(Dataset entries on figures)
※ ※ ※
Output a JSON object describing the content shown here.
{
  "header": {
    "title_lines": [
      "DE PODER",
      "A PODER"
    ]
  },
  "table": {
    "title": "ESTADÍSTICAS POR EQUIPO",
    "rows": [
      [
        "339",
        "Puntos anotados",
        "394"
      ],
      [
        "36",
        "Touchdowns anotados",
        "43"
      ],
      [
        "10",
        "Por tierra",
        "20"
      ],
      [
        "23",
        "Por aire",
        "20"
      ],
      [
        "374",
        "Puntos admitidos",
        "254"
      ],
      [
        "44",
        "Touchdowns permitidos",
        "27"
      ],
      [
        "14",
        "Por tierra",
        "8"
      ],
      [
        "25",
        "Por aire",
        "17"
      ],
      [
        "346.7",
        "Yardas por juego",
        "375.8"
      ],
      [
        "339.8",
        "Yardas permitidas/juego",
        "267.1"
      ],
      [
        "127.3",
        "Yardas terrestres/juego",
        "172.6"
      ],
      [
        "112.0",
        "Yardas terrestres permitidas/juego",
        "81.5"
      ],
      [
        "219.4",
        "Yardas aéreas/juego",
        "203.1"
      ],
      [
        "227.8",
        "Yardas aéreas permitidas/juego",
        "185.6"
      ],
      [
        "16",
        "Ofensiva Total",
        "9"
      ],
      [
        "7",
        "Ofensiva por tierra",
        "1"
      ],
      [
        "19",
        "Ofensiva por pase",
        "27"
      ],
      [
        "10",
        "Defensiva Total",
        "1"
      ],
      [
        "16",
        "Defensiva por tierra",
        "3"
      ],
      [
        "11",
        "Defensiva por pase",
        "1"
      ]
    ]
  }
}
※ ※ ※
= Set exercise =
Check every line for "Defensiva" and show the ones that have it.

= Result for this exercise =
        "Defensiva Total",
        "Defensiva por tierra",
        "Defensiva por pase",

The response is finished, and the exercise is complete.